Raw records
Start
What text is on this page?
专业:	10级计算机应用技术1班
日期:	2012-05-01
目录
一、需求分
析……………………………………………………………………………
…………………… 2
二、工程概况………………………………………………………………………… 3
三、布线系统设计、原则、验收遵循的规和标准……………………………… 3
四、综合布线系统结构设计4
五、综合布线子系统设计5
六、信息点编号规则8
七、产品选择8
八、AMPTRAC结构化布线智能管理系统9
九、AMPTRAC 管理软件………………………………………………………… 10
End
__GIVEN REQUEST__:
Write down all the entries again without a single difference.

__THE COMPLETED TASK__:
What text is on this page?
专业:	10级计算机应用技术1班
日期:	2012-05-01
目录
一、需求分
析……………………………………………………………………………
…………………… 2
二、工程概况………………………………………………………………………… 3
三、布线系统设计、原则、验收遵循的规和标准……………………………… 3
四、综合布线系统结构设计4
五、综合布线子系统设计5
六、信息点编号规则8
七、产品选择8
八、AMPTRAC结构化布线智能管理系统9
九、AMPTRAC 管理软件………………………………………………………… 10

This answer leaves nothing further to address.